* [WRITTEN PROBLEM] Take the material below and write it all out again exactly.

* [AVAILABLE RECORDS]
--------------------------------------------------

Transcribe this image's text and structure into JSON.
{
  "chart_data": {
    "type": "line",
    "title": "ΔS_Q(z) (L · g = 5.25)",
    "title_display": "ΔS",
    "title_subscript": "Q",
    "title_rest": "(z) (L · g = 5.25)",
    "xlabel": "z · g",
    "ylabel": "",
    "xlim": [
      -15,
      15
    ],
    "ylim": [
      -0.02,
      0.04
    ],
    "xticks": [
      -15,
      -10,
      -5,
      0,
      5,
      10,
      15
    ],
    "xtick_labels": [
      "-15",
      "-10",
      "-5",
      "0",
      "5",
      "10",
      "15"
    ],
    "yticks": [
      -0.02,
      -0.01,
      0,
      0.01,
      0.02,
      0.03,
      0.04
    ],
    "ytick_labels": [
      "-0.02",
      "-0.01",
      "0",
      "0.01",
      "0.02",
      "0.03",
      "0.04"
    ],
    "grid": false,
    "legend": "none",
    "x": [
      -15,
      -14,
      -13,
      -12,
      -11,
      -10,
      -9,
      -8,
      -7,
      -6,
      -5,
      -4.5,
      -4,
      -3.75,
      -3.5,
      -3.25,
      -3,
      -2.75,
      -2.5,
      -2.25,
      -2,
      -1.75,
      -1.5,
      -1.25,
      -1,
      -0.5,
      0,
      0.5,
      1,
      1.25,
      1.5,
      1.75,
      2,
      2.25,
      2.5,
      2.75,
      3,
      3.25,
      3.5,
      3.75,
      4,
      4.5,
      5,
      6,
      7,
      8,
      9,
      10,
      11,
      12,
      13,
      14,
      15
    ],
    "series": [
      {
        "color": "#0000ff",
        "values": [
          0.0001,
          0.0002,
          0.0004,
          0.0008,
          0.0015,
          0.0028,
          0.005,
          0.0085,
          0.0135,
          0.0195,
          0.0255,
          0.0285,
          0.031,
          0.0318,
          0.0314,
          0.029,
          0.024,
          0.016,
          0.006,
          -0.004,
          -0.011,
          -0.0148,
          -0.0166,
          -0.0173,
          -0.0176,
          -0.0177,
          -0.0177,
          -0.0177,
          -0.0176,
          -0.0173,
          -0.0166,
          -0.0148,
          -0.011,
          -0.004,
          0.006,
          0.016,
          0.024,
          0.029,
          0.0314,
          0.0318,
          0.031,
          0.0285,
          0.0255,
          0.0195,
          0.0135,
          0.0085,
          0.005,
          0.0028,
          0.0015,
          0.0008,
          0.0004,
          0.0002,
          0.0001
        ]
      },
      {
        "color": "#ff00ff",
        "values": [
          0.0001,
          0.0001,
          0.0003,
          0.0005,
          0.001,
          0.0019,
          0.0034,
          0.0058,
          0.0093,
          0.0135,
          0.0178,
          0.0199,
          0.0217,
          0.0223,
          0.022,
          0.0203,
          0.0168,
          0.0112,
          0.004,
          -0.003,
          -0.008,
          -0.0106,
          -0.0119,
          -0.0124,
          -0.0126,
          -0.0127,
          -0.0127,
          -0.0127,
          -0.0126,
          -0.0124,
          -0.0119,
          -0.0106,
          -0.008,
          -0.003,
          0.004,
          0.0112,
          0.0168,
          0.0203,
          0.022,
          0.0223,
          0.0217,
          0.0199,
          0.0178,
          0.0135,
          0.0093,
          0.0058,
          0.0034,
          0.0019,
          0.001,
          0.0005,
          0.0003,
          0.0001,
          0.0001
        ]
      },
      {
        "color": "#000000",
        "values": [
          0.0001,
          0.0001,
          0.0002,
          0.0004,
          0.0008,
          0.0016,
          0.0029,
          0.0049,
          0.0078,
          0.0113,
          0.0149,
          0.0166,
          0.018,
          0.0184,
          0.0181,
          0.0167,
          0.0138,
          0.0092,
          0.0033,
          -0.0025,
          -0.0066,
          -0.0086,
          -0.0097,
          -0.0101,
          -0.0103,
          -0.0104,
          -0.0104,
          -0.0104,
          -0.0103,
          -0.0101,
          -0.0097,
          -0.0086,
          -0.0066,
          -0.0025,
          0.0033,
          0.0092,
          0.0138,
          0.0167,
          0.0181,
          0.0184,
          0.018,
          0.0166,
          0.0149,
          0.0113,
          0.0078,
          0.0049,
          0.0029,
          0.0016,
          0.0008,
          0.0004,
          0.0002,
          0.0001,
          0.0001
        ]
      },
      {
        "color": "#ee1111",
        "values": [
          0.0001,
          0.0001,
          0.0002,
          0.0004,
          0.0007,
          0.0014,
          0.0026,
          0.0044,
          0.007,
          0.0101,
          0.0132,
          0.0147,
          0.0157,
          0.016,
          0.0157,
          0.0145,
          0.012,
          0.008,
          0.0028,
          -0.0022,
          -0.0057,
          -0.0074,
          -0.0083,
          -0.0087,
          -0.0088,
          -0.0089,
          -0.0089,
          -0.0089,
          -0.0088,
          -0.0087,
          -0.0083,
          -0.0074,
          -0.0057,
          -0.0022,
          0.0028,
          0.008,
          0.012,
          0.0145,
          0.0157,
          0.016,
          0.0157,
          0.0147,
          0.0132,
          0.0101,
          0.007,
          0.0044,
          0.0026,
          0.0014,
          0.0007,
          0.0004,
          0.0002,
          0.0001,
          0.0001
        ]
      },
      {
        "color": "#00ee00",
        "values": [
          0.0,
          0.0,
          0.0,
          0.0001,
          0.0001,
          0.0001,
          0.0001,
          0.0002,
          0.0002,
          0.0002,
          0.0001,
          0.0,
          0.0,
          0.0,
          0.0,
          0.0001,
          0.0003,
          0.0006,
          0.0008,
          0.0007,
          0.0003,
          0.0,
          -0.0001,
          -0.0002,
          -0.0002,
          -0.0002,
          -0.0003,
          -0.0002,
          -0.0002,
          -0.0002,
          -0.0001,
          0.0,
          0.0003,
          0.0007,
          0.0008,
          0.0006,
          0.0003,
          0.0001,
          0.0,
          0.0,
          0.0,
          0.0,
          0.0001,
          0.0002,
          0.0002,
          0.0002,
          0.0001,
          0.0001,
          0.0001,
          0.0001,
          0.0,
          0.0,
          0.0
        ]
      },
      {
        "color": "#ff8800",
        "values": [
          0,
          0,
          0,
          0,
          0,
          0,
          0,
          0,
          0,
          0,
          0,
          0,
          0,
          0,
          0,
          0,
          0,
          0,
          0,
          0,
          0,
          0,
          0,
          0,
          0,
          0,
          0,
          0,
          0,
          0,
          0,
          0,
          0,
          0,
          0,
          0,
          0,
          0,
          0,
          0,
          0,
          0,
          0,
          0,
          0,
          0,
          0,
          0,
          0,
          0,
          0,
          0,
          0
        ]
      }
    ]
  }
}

--------------------------------------------------

* [THE RESPONSE]
Transcribe this image's text and structure into JSON.
{
  "chart_data": {
    "type": "line",
    "title": "ΔS_Q(z) (L · g = 5.25)",
    "title_display": "ΔS",
    "title_subscript": "Q",
    "title_rest": "(z) (L · g = 5.25)",
    "xlabel": "z · g",
    "ylabel": "",
    "xlim": [
      -15,
      15
    ],
    "ylim": [
      -0.02,
      0.04
    ],
    "xticks": [
      -15,
      -10,
      -5,
      0,
      5,
      10,
      15
    ],
    "xtick_labels": [
      "-15",
      "-10",
      "-5",
      "0",
      "5",
      "10",
      "15"
    ],
    "yticks": [
      -0.02,
      -0.01,
      0,
      0.01,
      0.02,
      0.03,
      0.04
    ],
    "ytick_labels": [
      "-0.02",
      "-0.01",
      "0",
      "0.01",
      "0.02",
      "0.03",
      "0.04"
    ],
    "grid": false,
    "legend": "none",
    "x": [
      -15,
      -14,
      -13,
      -12,
      -11,
      -10,
      -9,
      -8,
      -7,
      -6,
      -5,
      -4.5,
      -4,
      -3.75,
      -3.5,
      -3.25,
      -3,
      -2.75,
      -2.5,
      -2.25,
      -2,
      -1.75,
      -1.5,
      -1.25,
      -1,
      -0.5,
      0,
      0.5,
      1,
      1.25,
      1.5,
      1.75,
      2,
      2.25,
      2.5,
      2.75,
      3,
      3.25,
      3.5,
      3.75,
      4,
      4.5,
      5,
      6,
      7,
      8,
      9,
      10,
      11,
      12,
      13,
      14,
      15
    ],
    "series": [
      {
        "color": "#0000ff",
        "values": [
          0.0001,
          0.0002,
          0.0004,
          0.0008,
          0.0015,
          0.0028,
          0.005,
          0.0085,
          0.0135,
          0.0195,
          0.0255,
          0.0285,
          0.031,
          0.0318,
          0.0314,
          0.029,
          0.024,
          0.016,
          0.006,
          -0.004,
          -0.011,
          -0.0148,
          -0.0166,
          -0.0173,
          -0.0176,
          -0.0177,
          -0.0177,
          -0.0177,
          -0.0176,
          -0.0173,
          -0.0166,
          -0.0148,
          -0.011,
          -0.004,
          0.006,
          0.016,
          0.024,
          0.029,
          0.0314,
          0.0318,
          0.031,
          0.0285,
          0.0255,
          0.0195,
          0.0135,
          0.0085,
          0.005,
          0.0028,
          0.0015,
          0.0008,
          0.0004,
          0.0002,
          0.0001
        ]
      },
      {
        "color": "#ff00ff",
        "values": [
          0.0001,
          0.0001,
          0.0003,
          0.0005,
          0.001,
          0.0019,
          0.0034,
          0.0058,
          0.0093,
          0.0135,
          0.0178,
          0.0199,
          0.0217,
          0.0223,
          0.022,
          0.0203,
          0.0168,
          0.0112,
          0.004,
          -0.003,
          -0.008,
          -0.0106,
          -0.0119,
          -0.0124,
          -0.0126,
          -0.0127,
          -0.0127,
          -0.0127,
          -0.0126,
          -0.0124,
          -0.0119,
          -0.0106,
          -0.008,
          -0.003,
          0.004,
          0.0112,
          0.0168,
          0.0203,
          0.022,
          0.0223,
          0.0217,
          0.0199,
          0.0178,
          0.0135,
          0.0093,
          0.0058,
          0.0034,
          0.0019,
          0.001,
          0.0005,
          0.0003,
          0.0001,
          0.0001
        ]
      },
      {
        "color": "#000000",
        "values": [
          0.0001,
          0.0001,
          0.0002,
          0.0004,
          0.0008,
          0.0016,
          0.0029,
          0.0049,
          0.0078,
          0.0113,
          0.0149,
          0.0166,
          0.018,
          0.0184,
          0.0181,
          0.0167,
          0.0138,
          0.0092,
          0.0033,
          -0.0025,
          -0.0066,
          -0.0086,
          -0.0097,
          -0.0101,
          -0.0103,
          -0.0104,
          -0.0104,
          -0.0104,
          -0.0103,
          -0.0101,
          -0.0097,
          -0.0086,
          -0.0066,
          -0.0025,
          0.0033,
          0.0092,
          0.0138,
          0.0167,
          0.0181,
          0.0184,
          0.018,
          0.0166,
          0.0149,
          0.0113,
          0.0078,
          0.0049,
          0.0029,
          0.0016,
          0.0008,
          0.0004,
          0.0002,
          0.0001,
          0.0001
        ]
      },
      {
        "color": "#ee1111",
        "values": [
          0.0001,
          0.0001,
          0.0002,
          0.0004,
          0.0007,
          0.0014,
          0.0026,
          0.0044,
          0.007,
          0.0101,
          0.0132,
          0.0147,
          0.0157,
          0.016,
          0.0157,
          0.0145,
          0.012,
          0.008,
          0.0028,
          -0.0022,
          -0.0057,
          -0.0074,
          -0.0083,
          -0.0087,
          -0.0088,
          -0.0089,
          -0.0089,
          -0.0089,
          -0.0088,
          -0.0087,
          -0.0083,
          -0.0074,
          -0.0057,
          -0.0022,
          0.0028,
          0.008,
          0.012,
          0.0145,
          0.0157,
          0.016,
          0.0157,
          0.0147,
          0.0132,
          0.0101,
          0.007,
          0.0044,
          0.0026,
          0.0014,
          0.0007,
          0.0004,
          0.0002,
          0.0001,
          0.0001
        ]
      },
      {
        "color": "#00ee00",
        "values": [
          0.0,
          0.0,
          0.0,
          0.0001,
          0.0001,
          0.0001,
          0.0001,
          0.0002,
          0.0002,
          0.0002,
          0.0001,
          0.0,
          0.0,
          0.0,
          0.0,
          0.0001,
          0.0003,
          0.0006,
          0.0008,
          0.0007,
          0.0003,
          0.0,
          -0.0001,
          -0.0002,
          -0.0002,
          -0.0002,
          -0.0003,
          -0.0002,
          -0.0002,
          -0.0002,
          -0.0001,
          0.0,
          0.0003,
          0.0007,
          0.0008,
          0.0006,
          0.0003,
          0.0001,
          0.0,
          0.0,
          0.0,
          0.0,
          0.0001,
          0.0002,
          0.0002,
          0.0002,
          0.0001,
          0.0001,
          0.0001,
          0.0001,
          0.0,
          0.0,
          0.0
        ]
      },
      {
        "color": "#ff8800",
        "values": [
          0,
          0,
          0,
          0,
          0,
          0,
          0,
          0,
          0,
          0,
          0,
          0,
          0,
          0,
          0,
          0,
          0,
          0,
          0,
          0,
          0,
          0,
          0,
          0,
          0,
          0,
          0,
          0,
          0,
          0,
          0,
          0,
          0,
          0,
          0,
          0,
          0,
          0,
          0,
          0,
          0,
          0,
          0,
          0,
          0,
          0,
          0,
          0,
          0,
          0,
          0,
          0,
          0
        ]
      }
    ]
  }
}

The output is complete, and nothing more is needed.